▶ Description of the task
Among the lines below, count those containing the word "использовать". Give the number only.
· · · · · · ·
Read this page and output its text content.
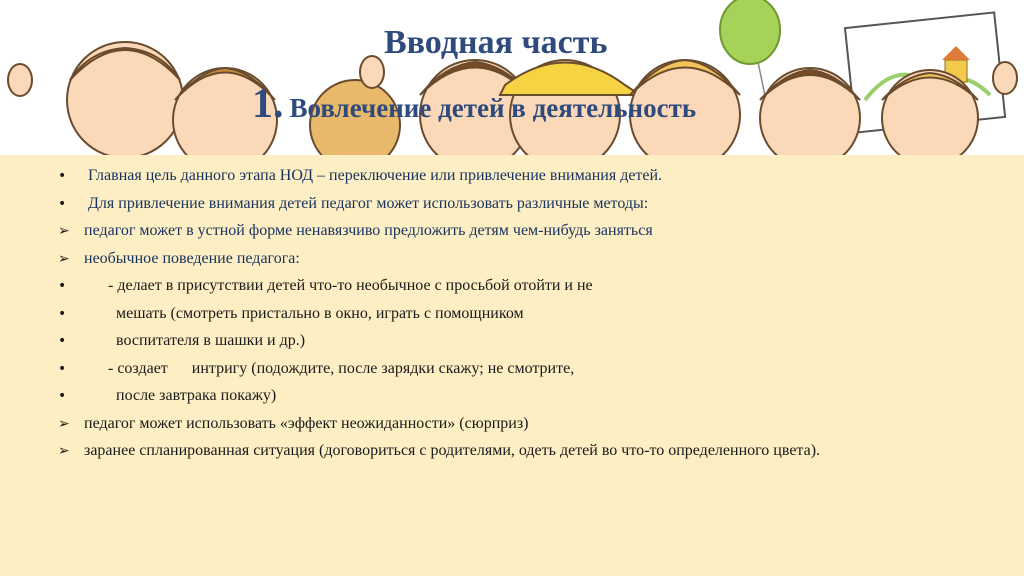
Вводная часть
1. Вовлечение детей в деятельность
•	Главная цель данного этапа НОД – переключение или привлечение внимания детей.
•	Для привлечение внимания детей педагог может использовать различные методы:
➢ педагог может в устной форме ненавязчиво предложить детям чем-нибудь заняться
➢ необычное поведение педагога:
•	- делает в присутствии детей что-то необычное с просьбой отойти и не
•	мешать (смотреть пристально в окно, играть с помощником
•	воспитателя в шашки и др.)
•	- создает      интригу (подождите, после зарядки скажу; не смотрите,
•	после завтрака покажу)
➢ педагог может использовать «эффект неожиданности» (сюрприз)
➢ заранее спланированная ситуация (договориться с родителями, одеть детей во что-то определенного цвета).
· · · · · · ·
▶ Response to this exercise
2